• **Exercise**
Repeat the material exactly as it appears.

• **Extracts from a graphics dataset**
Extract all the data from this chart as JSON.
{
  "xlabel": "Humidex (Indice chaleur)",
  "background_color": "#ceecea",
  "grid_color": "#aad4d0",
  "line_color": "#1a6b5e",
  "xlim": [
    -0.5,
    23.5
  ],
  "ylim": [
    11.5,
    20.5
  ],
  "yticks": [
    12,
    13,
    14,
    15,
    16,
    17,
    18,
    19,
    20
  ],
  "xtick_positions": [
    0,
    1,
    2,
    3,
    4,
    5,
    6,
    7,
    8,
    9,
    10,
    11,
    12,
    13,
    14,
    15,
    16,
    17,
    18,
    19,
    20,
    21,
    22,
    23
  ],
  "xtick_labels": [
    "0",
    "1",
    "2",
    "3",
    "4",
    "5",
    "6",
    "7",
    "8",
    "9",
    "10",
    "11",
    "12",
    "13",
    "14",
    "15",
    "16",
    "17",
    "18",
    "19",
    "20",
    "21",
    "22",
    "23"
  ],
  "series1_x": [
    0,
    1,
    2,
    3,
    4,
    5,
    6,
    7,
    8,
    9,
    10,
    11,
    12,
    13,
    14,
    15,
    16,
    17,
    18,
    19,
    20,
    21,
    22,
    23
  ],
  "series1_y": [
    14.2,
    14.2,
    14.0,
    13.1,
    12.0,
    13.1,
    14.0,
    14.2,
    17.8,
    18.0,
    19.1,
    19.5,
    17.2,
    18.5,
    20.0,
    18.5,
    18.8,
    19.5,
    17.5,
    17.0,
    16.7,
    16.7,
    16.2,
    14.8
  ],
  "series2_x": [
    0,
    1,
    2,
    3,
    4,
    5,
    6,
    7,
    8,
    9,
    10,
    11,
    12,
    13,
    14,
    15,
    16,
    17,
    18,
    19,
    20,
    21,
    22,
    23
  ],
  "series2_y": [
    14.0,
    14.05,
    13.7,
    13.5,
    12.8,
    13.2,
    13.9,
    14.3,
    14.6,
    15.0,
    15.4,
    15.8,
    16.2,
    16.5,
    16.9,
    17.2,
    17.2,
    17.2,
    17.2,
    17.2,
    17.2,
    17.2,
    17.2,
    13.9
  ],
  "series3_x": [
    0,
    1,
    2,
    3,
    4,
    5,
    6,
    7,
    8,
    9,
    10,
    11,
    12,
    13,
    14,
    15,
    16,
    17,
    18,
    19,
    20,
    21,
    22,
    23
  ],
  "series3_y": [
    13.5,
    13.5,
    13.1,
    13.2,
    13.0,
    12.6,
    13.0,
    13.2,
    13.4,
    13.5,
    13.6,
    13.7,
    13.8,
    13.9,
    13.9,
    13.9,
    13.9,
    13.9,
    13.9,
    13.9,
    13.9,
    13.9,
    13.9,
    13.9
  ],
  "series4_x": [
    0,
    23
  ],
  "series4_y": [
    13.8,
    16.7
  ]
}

• **Response**
Extract all the data from this chart as JSON.
{
  "xlabel": "Humidex (Indice chaleur)",
  "background_color": "#ceecea",
  "grid_color": "#aad4d0",
  "line_color": "#1a6b5e",
  "xlim": [
    -0.5,
    23.5
  ],
  "ylim": [
    11.5,
    20.5
  ],
  "yticks": [
    12,
    13,
    14,
    15,
    16,
    17,
    18,
    19,
    20
  ],
  "xtick_positions": [
    0,
    1,
    2,
    3,
    4,
    5,
    6,
    7,
    8,
    9,
    10,
    11,
    12,
    13,
    14,
    15,
    16,
    17,
    18,
    19,
    20,
    21,
    22,
    23
  ],
  "xtick_labels": [
    "0",
    "1",
    "2",
    "3",
    "4",
    "5",
    "6",
    "7",
    "8",
    "9",
    "10",
    "11",
    "12",
    "13",
    "14",
    "15",
    "16",
    "17",
    "18",
    "19",
    "20",
    "21",
    "22",
    "23"
  ],
  "series1_x": [
    0,
    1,
    2,
    3,
    4,
    5,
    6,
    7,
    8,
    9,
    10,
    11,
    12,
    13,
    14,
    15,
    16,
    17,
    18,
    19,
    20,
    21,
    22,
    23
  ],
  "series1_y": [
    14.2,
    14.2,
    14.0,
    13.1,
    12.0,
    13.1,
    14.0,
    14.2,
    17.8,
    18.0,
    19.1,
    19.5,
    17.2,
    18.5,
    20.0,
    18.5,
    18.8,
    19.5,
    17.5,
    17.0,
    16.7,
    16.7,
    16.2,
    14.8
  ],
  "series2_x": [
    0,
    1,
    2,
    3,
    4,
    5,
    6,
    7,
    8,
    9,
    10,
    11,
    12,
    13,
    14,
    15,
    16,
    17,
    18,
    19,
    20,
    21,
    22,
    23
  ],
  "series2_y": [
    14.0,
    14.05,
    13.7,
    13.5,
    12.8,
    13.2,
    13.9,
    14.3,
    14.6,
    15.0,
    15.4,
    15.8,
    16.2,
    16.5,
    16.9,
    17.2,
    17.2,
    17.2,
    17.2,
    17.2,
    17.2,
    17.2,
    17.2,
    13.9
  ],
  "series3_x": [
    0,
    1,
    2,
    3,
    4,
    5,
    6,
    7,
    8,
    9,
    10,
    11,
    12,
    13,
    14,
    15,
    16,
    17,
    18,
    19,
    20,
    21,
    22,
    23
  ],
  "series3_y": [
    13.5,
    13.5,
    13.1,
    13.2,
    13.0,
    12.6,
    13.0,
    13.2,
    13.4,
    13.5,
    13.6,
    13.7,
    13.8,
    13.9,
    13.9,
    13.9,
    13.9,
    13.9,
    13.9,
    13.9,
    13.9,
    13.9,
    13.9,
    13.9
  ],
  "series4_x": [
    0,
    23
  ],
  "series4_y": [
    13.8,
    16.7
  ]
}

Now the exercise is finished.